• _Information given_

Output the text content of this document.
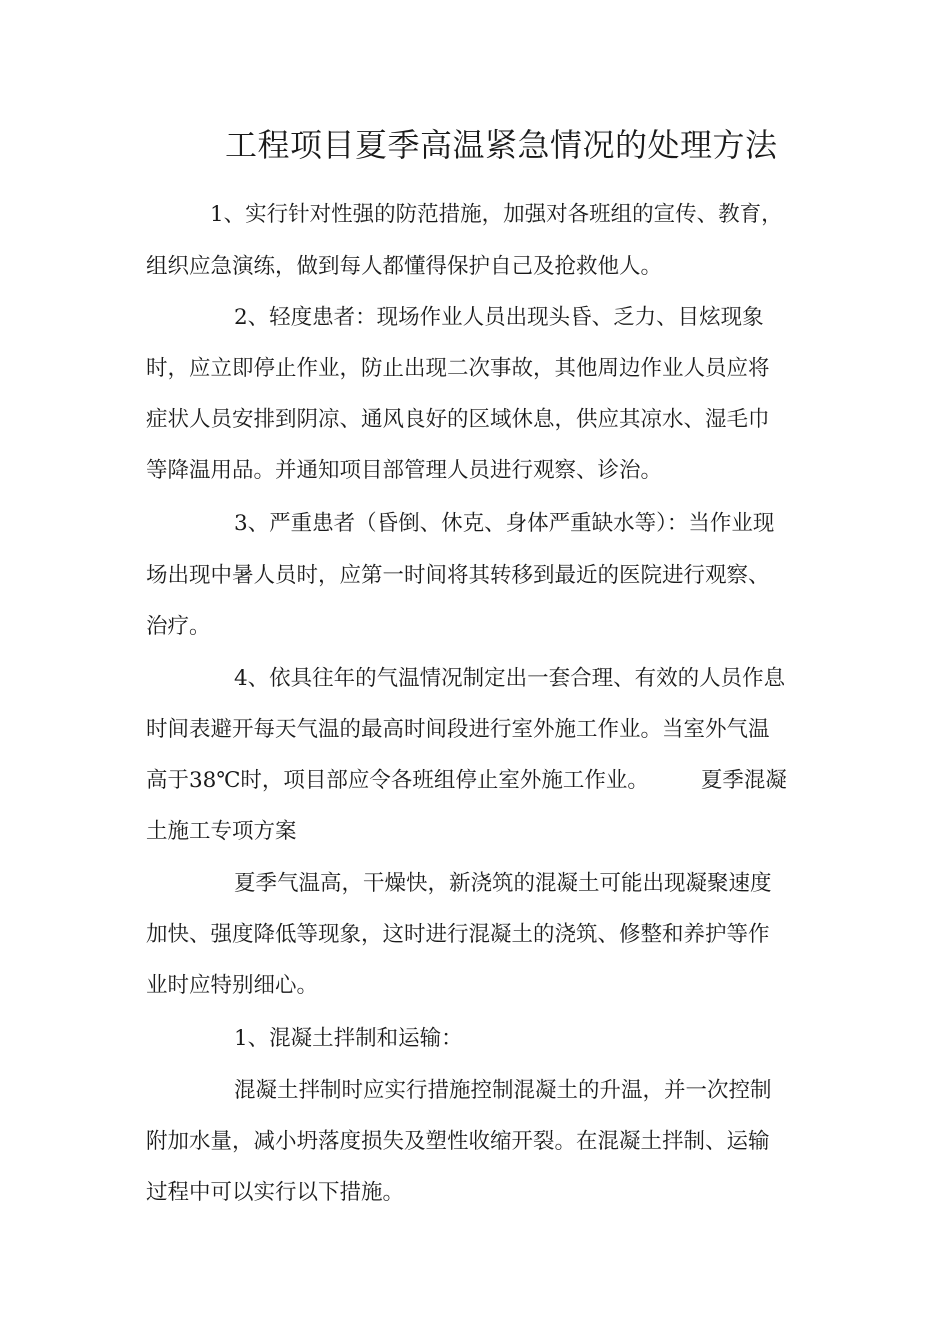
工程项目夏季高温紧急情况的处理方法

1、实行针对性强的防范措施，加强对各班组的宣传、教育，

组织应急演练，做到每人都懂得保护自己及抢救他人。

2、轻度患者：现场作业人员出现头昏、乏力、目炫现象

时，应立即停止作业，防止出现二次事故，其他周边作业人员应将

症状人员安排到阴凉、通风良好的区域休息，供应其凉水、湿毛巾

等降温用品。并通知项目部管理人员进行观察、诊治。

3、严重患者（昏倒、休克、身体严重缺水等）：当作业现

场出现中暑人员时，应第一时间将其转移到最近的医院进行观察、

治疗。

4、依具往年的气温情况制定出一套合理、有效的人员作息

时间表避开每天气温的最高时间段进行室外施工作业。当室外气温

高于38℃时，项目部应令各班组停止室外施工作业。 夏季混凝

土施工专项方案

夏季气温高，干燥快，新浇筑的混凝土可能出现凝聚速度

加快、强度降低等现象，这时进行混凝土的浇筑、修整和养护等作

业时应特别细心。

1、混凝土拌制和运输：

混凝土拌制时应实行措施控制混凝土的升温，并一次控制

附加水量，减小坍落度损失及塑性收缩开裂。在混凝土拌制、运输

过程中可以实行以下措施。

• _What is being asked_
Repeat the records above exactly, omitting every picture.

• _Solution to the problem_
Output the text content of this document.
工程项目夏季高温紧急情况的处理方法

1、实行针对性强的防范措施，加强对各班组的宣传、教育，

组织应急演练，做到每人都懂得保护自己及抢救他人。

2、轻度患者：现场作业人员出现头昏、乏力、目炫现象

时，应立即停止作业，防止出现二次事故，其他周边作业人员应将

症状人员安排到阴凉、通风良好的区域休息，供应其凉水、湿毛巾

等降温用品。并通知项目部管理人员进行观察、诊治。

3、严重患者（昏倒、休克、身体严重缺水等）：当作业现

场出现中暑人员时，应第一时间将其转移到最近的医院进行观察、

治疗。

4、依具往年的气温情况制定出一套合理、有效的人员作息

时间表避开每天气温的最高时间段进行室外施工作业。当室外气温

高于38℃时，项目部应令各班组停止室外施工作业。 夏季混凝

土施工专项方案

夏季气温高，干燥快，新浇筑的混凝土可能出现凝聚速度

加快、强度降低等现象，这时进行混凝土的浇筑、修整和养护等作

业时应特别细心。

1、混凝土拌制和运输：

混凝土拌制时应实行措施控制混凝土的升温，并一次控制

附加水量，减小坍落度损失及塑性收缩开裂。在混凝土拌制、运输

过程中可以实行以下措施。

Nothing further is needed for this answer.